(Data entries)
========

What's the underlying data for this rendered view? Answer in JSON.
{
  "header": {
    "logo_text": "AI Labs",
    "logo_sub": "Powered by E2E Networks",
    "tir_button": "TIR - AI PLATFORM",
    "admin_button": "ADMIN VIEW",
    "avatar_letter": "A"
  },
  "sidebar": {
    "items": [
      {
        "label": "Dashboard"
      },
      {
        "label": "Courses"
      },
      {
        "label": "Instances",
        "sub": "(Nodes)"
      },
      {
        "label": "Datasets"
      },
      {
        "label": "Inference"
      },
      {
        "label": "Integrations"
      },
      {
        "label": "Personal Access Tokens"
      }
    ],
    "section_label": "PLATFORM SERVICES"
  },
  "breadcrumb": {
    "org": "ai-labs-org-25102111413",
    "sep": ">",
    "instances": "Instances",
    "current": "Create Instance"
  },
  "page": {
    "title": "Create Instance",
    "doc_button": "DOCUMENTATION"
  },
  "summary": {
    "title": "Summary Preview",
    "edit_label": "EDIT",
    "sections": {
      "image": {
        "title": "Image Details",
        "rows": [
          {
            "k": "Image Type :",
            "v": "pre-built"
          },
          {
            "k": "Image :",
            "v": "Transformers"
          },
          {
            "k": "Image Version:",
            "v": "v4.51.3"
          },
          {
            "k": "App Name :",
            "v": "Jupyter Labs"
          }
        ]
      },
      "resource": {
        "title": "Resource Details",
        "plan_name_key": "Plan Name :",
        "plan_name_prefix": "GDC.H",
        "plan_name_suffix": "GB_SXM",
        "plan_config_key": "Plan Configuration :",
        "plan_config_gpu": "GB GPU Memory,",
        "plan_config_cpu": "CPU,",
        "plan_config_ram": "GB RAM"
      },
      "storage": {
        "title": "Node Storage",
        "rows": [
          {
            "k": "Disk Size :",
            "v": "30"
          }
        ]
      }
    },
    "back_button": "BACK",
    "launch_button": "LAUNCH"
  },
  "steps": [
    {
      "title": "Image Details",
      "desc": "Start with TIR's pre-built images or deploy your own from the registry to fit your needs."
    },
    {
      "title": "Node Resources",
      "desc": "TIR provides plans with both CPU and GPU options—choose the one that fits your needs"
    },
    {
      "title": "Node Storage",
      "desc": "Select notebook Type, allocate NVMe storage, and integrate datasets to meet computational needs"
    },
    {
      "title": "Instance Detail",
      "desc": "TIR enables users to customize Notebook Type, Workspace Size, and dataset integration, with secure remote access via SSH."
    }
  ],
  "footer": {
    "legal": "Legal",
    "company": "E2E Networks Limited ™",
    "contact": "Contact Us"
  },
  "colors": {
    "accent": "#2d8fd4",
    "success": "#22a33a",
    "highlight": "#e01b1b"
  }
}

========

Request: Check each line of the records above for the string "Create", and report every line that has it.

The completed task:
    "current": "Create Instance"
    "title": "Create Instance",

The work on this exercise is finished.